Records supplied
=======

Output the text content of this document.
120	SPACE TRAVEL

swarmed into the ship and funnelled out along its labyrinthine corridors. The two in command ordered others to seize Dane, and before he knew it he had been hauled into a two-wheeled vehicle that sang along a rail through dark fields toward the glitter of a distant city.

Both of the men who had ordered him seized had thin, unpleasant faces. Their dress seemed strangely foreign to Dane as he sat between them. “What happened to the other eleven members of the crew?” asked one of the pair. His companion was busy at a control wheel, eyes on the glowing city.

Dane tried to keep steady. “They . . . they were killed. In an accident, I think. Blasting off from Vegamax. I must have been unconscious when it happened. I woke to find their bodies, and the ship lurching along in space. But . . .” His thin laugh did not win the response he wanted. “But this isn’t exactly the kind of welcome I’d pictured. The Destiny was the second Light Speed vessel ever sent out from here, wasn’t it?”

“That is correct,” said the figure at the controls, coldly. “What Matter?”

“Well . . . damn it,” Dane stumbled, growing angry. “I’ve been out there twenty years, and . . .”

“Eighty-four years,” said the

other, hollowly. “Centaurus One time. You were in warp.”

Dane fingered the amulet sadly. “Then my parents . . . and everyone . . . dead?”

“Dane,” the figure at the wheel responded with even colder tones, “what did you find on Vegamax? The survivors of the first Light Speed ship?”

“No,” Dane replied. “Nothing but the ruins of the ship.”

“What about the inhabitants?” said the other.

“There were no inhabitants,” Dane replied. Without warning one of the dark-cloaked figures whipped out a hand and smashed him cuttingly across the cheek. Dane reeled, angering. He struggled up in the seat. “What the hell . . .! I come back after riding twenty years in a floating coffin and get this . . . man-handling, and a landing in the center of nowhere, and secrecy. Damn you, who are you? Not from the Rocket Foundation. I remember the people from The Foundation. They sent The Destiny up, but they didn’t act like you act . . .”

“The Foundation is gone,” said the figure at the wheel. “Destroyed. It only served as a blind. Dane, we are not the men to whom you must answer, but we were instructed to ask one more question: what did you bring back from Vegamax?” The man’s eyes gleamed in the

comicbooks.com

=======

Exactly reproduce every line found in the records.

The answer
Output the text content of this document.
120	SPACE TRAVEL

swarmed into the ship and funnelled out along its labyrinthine corridors. The two in command ordered others to seize Dane, and before he knew it he had been hauled into a two-wheeled vehicle that sang along a rail through dark fields toward the glitter of a distant city.

Both of the men who had ordered him seized had thin, unpleasant faces. Their dress seemed strangely foreign to Dane as he sat between them. “What happened to the other eleven members of the crew?” asked one of the pair. His companion was busy at a control wheel, eyes on the glowing city.

Dane tried to keep steady. “They . . . they were killed. In an accident, I think. Blasting off from Vegamax. I must have been unconscious when it happened. I woke to find their bodies, and the ship lurching along in space. But . . .” His thin laugh did not win the response he wanted. “But this isn’t exactly the kind of welcome I’d pictured. The Destiny was the second Light Speed vessel ever sent out from here, wasn’t it?”

“That is correct,” said the figure at the controls, coldly. “What Matter?”

“Well . . . damn it,” Dane stumbled, growing angry. “I’ve been out there twenty years, and . . .”

“Eighty-four years,” said the

other, hollowly. “Centaurus One time. You were in warp.”

Dane fingered the amulet sadly. “Then my parents . . . and everyone . . . dead?”

“Dane,” the figure at the wheel responded with even colder tones, “what did you find on Vegamax? The survivors of the first Light Speed ship?”

“No,” Dane replied. “Nothing but the ruins of the ship.”

“What about the inhabitants?” said the other.

“There were no inhabitants,” Dane replied. Without warning one of the dark-cloaked figures whipped out a hand and smashed him cuttingly across the cheek. Dane reeled, angering. He struggled up in the seat. “What the hell . . .! I come back after riding twenty years in a floating coffin and get this . . . man-handling, and a landing in the center of nowhere, and secrecy. Damn you, who are you? Not from the Rocket Foundation. I remember the people from The Foundation. They sent The Destiny up, but they didn’t act like you act . . .”

“The Foundation is gone,” said the figure at the wheel. “Destroyed. It only served as a blind. Dane, we are not the men to whom you must answer, but we were instructed to ask one more question: what did you bring back from Vegamax?” The man’s eyes gleamed in the

comicbooks.com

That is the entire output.